• [TASK PROMPT]:
Find and return each line containing "Resultado".

• [RECORD LIST]:
--
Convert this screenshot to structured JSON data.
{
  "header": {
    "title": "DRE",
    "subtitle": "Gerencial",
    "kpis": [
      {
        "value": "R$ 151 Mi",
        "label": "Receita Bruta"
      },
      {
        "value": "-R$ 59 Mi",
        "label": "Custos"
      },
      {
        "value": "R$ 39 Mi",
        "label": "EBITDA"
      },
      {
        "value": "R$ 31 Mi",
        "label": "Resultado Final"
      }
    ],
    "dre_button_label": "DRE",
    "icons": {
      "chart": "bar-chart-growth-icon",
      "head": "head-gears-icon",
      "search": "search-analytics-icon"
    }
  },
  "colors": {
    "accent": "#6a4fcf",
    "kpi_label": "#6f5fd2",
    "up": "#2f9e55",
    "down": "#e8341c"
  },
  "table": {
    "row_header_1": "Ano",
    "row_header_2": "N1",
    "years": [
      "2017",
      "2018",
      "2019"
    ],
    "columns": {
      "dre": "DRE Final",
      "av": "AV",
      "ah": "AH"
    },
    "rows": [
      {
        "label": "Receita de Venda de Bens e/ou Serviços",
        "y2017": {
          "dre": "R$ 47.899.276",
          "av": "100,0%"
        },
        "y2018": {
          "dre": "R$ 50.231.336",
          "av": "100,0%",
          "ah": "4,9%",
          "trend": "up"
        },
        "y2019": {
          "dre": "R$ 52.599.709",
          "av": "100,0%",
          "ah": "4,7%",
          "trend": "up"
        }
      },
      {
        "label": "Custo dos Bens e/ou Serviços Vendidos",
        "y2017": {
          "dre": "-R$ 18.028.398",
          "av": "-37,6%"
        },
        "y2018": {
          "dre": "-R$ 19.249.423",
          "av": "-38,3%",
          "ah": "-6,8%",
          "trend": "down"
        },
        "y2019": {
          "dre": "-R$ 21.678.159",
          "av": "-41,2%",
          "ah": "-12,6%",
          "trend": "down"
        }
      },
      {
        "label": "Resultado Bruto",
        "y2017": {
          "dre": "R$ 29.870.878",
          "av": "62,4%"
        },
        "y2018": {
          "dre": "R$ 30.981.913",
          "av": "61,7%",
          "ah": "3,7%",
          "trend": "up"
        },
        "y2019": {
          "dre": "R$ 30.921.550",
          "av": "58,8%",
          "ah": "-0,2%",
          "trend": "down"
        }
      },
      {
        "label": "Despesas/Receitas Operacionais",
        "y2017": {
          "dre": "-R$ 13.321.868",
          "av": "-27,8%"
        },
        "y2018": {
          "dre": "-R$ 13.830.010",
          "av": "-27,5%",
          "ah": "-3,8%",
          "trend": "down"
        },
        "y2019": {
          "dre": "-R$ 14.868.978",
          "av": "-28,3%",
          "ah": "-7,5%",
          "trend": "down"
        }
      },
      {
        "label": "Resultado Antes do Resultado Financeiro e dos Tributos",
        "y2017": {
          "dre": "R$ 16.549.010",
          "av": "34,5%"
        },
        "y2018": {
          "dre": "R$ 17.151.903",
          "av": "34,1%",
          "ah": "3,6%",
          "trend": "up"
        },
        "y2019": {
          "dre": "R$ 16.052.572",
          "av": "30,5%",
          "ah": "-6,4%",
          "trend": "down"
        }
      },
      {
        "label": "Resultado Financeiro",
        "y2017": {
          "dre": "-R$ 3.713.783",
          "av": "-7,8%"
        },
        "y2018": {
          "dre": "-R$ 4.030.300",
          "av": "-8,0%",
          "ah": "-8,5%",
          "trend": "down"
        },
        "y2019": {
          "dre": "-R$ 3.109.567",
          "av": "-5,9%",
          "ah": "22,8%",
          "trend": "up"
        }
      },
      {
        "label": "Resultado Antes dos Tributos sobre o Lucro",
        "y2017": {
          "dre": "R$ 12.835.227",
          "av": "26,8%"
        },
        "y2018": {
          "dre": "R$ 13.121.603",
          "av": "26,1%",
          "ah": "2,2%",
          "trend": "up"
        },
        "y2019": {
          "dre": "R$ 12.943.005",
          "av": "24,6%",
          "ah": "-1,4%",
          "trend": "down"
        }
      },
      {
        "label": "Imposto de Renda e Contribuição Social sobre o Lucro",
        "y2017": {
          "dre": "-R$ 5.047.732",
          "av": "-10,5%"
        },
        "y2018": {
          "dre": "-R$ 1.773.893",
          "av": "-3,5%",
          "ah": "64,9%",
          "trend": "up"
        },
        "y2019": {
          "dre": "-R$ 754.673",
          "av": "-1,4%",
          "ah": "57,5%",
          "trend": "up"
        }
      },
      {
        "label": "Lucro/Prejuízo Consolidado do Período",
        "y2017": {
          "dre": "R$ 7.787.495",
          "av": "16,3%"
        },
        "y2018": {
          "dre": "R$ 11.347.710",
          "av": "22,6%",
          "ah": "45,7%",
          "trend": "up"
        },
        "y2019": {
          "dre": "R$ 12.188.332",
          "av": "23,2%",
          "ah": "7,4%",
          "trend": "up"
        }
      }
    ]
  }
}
--
• [REPLY]:
        "label": "Resultado Final"
        "label": "Resultado Bruto",
        "label": "Resultado Antes do Resultado Financeiro e dos Tributos",
        "label": "Resultado Financeiro",
        "label": "Resultado Antes dos Tributos sobre o Lucro",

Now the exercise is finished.